* _Exercise aim_: Read the records below and copy each line that contains "company".

----

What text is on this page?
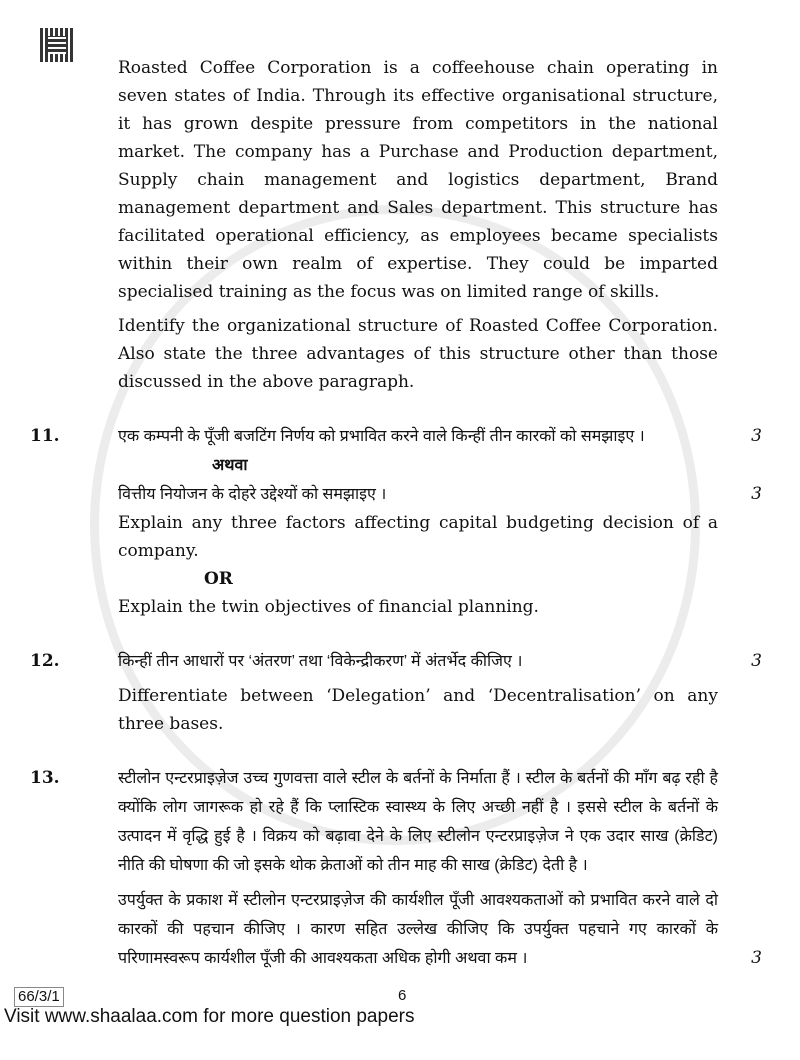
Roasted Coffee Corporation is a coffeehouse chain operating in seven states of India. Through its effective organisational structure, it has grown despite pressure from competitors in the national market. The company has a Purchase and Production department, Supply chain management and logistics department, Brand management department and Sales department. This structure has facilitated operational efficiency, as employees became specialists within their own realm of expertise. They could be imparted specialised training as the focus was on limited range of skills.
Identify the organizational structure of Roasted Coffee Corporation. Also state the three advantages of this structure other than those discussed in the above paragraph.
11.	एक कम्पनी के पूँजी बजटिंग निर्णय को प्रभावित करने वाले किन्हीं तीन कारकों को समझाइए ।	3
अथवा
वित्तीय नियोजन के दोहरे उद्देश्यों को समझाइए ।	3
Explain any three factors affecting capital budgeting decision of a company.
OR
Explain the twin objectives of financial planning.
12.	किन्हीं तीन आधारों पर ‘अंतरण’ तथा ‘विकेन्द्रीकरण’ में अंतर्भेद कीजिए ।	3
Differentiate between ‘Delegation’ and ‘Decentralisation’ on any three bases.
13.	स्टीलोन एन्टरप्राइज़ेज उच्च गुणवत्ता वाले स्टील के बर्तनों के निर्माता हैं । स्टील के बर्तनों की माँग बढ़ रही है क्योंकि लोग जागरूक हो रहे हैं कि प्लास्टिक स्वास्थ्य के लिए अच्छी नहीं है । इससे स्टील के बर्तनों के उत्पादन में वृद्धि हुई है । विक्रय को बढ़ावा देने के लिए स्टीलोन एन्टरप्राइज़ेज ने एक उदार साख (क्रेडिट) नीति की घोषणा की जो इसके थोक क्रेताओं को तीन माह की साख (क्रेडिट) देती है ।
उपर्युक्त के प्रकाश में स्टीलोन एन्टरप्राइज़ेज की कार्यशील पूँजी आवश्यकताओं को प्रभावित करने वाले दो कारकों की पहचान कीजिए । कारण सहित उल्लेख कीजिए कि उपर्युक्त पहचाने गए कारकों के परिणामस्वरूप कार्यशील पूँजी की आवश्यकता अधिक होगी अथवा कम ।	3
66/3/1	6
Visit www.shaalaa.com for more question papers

----

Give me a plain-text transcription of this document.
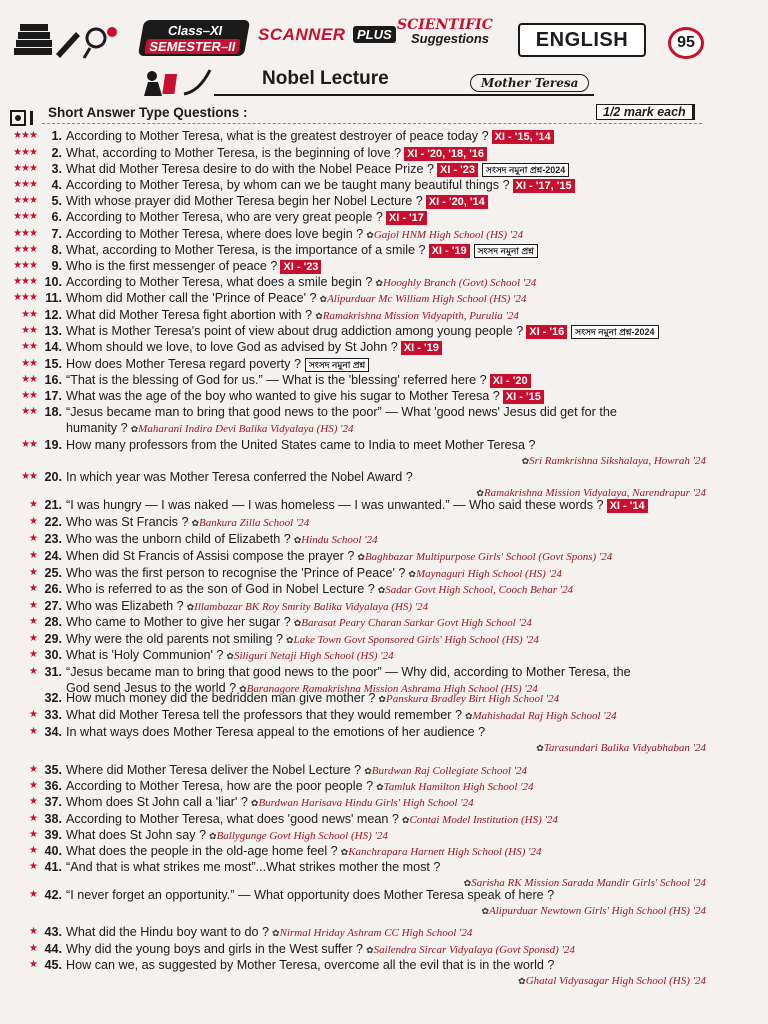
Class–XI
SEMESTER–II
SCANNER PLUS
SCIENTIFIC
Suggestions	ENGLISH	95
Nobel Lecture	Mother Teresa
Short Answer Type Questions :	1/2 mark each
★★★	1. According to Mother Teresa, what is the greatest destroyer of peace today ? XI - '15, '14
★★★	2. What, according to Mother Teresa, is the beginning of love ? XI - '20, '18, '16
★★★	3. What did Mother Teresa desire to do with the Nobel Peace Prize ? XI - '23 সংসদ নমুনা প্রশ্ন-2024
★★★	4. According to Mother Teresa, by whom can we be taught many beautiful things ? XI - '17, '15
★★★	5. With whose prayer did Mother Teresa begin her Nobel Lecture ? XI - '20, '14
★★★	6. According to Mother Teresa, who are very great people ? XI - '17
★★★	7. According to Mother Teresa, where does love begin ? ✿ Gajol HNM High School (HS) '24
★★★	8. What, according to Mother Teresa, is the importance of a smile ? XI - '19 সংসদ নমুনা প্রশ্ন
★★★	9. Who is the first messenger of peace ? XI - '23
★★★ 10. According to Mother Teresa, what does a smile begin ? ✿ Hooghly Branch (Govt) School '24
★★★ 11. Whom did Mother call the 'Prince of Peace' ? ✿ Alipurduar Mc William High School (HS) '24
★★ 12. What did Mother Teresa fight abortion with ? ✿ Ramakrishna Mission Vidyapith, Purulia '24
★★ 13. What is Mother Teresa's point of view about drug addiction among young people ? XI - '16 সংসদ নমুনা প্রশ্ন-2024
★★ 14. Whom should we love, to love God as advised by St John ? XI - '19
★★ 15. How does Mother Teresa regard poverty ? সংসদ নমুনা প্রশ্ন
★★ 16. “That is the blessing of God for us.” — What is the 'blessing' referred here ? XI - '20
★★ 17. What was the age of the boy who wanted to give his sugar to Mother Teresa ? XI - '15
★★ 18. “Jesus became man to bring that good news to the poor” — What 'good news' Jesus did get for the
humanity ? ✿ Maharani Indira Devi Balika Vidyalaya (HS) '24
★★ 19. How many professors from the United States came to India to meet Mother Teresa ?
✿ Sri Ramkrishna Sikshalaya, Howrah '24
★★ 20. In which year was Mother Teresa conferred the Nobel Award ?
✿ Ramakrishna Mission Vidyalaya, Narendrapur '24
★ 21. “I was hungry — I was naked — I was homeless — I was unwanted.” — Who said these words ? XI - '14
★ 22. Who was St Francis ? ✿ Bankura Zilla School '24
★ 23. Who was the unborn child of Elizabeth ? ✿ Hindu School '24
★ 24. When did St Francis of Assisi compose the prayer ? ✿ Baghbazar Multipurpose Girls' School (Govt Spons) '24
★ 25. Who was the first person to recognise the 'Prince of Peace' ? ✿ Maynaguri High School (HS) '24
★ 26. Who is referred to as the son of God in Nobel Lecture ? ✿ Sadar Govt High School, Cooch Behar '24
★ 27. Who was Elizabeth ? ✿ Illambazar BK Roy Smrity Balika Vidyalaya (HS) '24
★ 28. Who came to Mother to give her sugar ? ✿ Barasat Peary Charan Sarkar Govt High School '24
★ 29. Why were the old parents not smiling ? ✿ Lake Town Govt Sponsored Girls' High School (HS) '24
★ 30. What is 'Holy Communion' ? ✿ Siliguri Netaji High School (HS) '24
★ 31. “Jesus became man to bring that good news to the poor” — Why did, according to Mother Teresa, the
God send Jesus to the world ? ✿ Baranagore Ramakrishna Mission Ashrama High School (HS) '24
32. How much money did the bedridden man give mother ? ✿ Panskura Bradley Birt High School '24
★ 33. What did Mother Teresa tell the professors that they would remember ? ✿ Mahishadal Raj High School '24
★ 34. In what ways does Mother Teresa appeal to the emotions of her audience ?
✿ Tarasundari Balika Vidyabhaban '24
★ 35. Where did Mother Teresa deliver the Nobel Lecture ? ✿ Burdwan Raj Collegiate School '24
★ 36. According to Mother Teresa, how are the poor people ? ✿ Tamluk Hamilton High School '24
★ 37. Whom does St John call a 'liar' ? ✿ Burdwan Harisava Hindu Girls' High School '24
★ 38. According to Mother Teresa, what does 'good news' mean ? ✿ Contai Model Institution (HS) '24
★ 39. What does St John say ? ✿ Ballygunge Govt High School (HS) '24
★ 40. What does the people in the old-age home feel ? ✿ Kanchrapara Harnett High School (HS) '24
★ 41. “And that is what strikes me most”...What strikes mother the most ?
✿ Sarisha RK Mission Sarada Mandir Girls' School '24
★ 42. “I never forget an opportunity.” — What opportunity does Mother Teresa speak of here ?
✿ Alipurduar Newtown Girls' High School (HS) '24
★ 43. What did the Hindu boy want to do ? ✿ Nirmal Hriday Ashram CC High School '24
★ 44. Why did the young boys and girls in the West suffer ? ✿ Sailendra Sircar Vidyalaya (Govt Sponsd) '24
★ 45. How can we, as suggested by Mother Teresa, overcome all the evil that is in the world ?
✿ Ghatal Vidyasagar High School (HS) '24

----

* _Output for this exercise_:
Roasted Coffee Corporation is a coffeehouse chain operating in seven states of India. Through its effective organisational structure, it has grown despite pressure from competitors in the national market. The company has a Purchase and Production department, Supply chain management and logistics department, Brand management department and Sales department. This structure has facilitated operational efficiency, as employees became specialists within their own realm of expertise. They could be imparted specialised training as the focus was on limited range of skills.
Explain any three factors affecting capital budgeting decision of a company.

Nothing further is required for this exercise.